* Brief *
Transcribe the material in full. Nothing should differ except that the pictures are left out.

* Data rows *
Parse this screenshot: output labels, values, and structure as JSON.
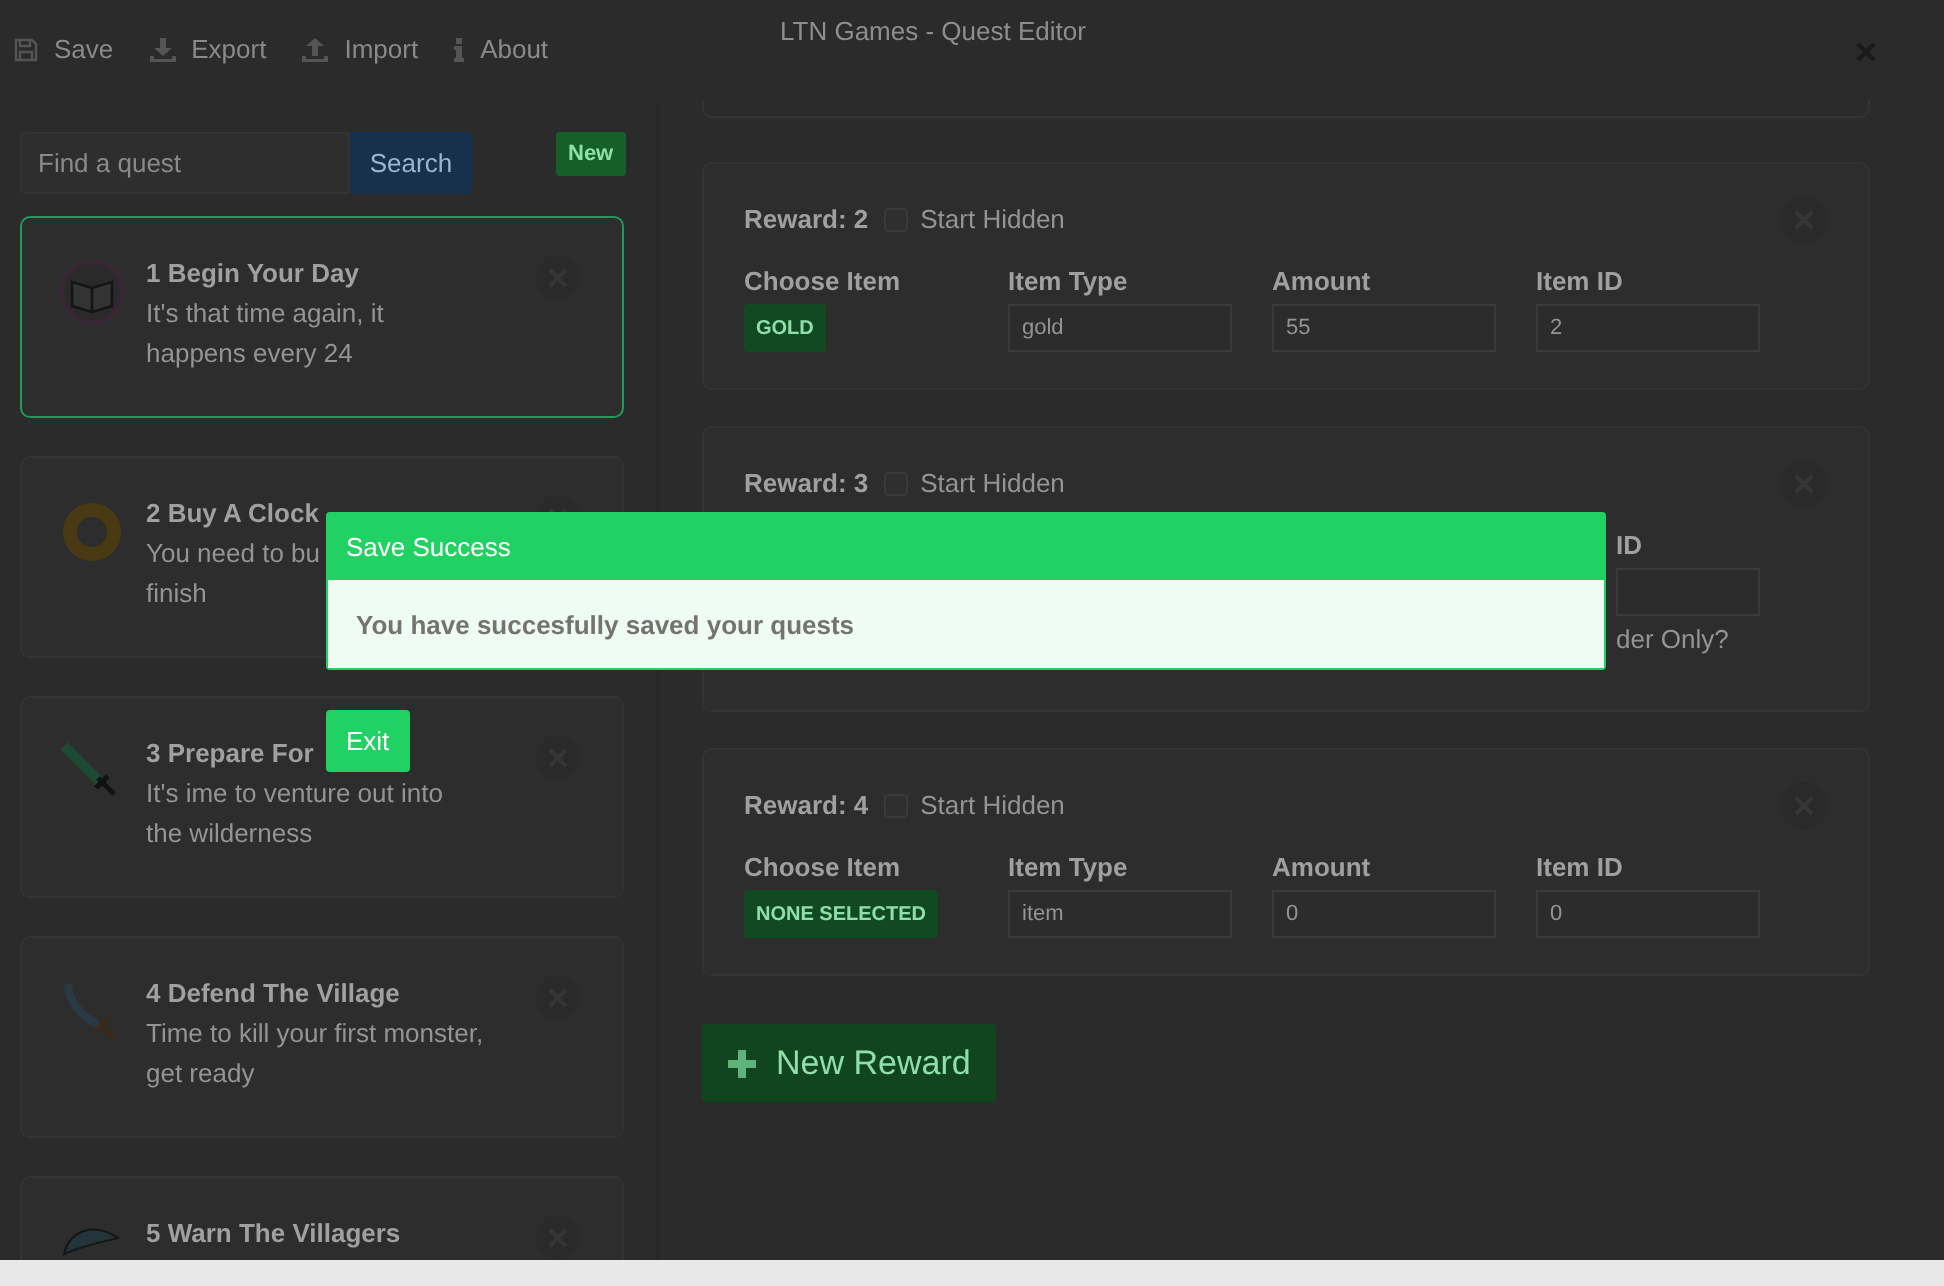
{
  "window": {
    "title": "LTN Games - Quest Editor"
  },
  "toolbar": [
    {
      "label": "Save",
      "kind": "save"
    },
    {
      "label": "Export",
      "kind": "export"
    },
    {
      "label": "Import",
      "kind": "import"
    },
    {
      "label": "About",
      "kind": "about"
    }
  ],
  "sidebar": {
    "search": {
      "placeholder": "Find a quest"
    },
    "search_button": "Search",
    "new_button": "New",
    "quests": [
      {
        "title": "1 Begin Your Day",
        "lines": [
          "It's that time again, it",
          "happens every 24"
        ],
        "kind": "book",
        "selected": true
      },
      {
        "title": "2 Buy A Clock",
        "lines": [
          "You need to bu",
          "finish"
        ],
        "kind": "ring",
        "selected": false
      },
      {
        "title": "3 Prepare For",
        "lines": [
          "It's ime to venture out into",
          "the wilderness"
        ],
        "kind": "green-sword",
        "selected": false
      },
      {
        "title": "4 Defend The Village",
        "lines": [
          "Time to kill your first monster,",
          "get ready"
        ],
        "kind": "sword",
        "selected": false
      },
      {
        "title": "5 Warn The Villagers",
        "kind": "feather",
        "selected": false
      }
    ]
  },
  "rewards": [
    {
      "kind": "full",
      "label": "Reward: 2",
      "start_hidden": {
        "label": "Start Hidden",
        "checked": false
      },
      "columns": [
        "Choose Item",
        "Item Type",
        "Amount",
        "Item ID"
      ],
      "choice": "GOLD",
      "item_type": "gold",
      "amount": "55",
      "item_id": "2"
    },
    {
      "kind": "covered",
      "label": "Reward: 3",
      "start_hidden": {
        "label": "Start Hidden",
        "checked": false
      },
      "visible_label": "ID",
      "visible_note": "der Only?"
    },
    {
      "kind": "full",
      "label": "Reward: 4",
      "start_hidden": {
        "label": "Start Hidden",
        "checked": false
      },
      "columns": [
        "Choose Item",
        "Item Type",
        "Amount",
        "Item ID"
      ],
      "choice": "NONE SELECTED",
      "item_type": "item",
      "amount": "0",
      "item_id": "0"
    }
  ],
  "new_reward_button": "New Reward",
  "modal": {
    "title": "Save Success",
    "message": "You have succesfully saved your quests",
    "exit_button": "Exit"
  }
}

* Solved problem *
Parse this screenshot: output labels, values, and structure as JSON.
{
  "window": {
    "title": "LTN Games - Quest Editor"
  },
  "toolbar": [
    {
      "label": "Save",
      "kind": "save"
    },
    {
      "label": "Export",
      "kind": "export"
    },
    {
      "label": "Import",
      "kind": "import"
    },
    {
      "label": "About",
      "kind": "about"
    }
  ],
  "sidebar": {
    "search": {
      "placeholder": "Find a quest"
    },
    "search_button": "Search",
    "new_button": "New",
    "quests": [
      {
        "title": "1 Begin Your Day",
        "lines": [
          "It's that time again, it",
          "happens every 24"
        ],
        "kind": "book",
        "selected": true
      },
      {
        "title": "2 Buy A Clock",
        "lines": [
          "You need to bu",
          "finish"
        ],
        "kind": "ring",
        "selected": false
      },
      {
        "title": "3 Prepare For",
        "lines": [
          "It's ime to venture out into",
          "the wilderness"
        ],
        "kind": "green-sword",
        "selected": false
      },
      {
        "title": "4 Defend The Village",
        "lines": [
          "Time to kill your first monster,",
          "get ready"
        ],
        "kind": "sword",
        "selected": false
      },
      {
        "title": "5 Warn The Villagers",
        "kind": "feather",
        "selected": false
      }
    ]
  },
  "rewards": [
    {
      "kind": "full",
      "label": "Reward: 2",
      "start_hidden": {
        "label": "Start Hidden",
        "checked": false
      },
      "columns": [
        "Choose Item",
        "Item Type",
        "Amount",
        "Item ID"
      ],
      "choice": "GOLD",
      "item_type": "gold",
      "amount": "55",
      "item_id": "2"
    },
    {
      "kind": "covered",
      "label": "Reward: 3",
      "start_hidden": {
        "label": "Start Hidden",
        "checked": false
      },
      "visible_label": "ID",
      "visible_note": "der Only?"
    },
    {
      "kind": "full",
      "label": "Reward: 4",
      "start_hidden": {
        "label": "Start Hidden",
        "checked": false
      },
      "columns": [
        "Choose Item",
        "Item Type",
        "Amount",
        "Item ID"
      ],
      "choice": "NONE SELECTED",
      "item_type": "item",
      "amount": "0",
      "item_id": "0"
    }
  ],
  "new_reward_button": "New Reward",
  "modal": {
    "title": "Save Success",
    "message": "You have succesfully saved your quests",
    "exit_button": "Exit"
  }
}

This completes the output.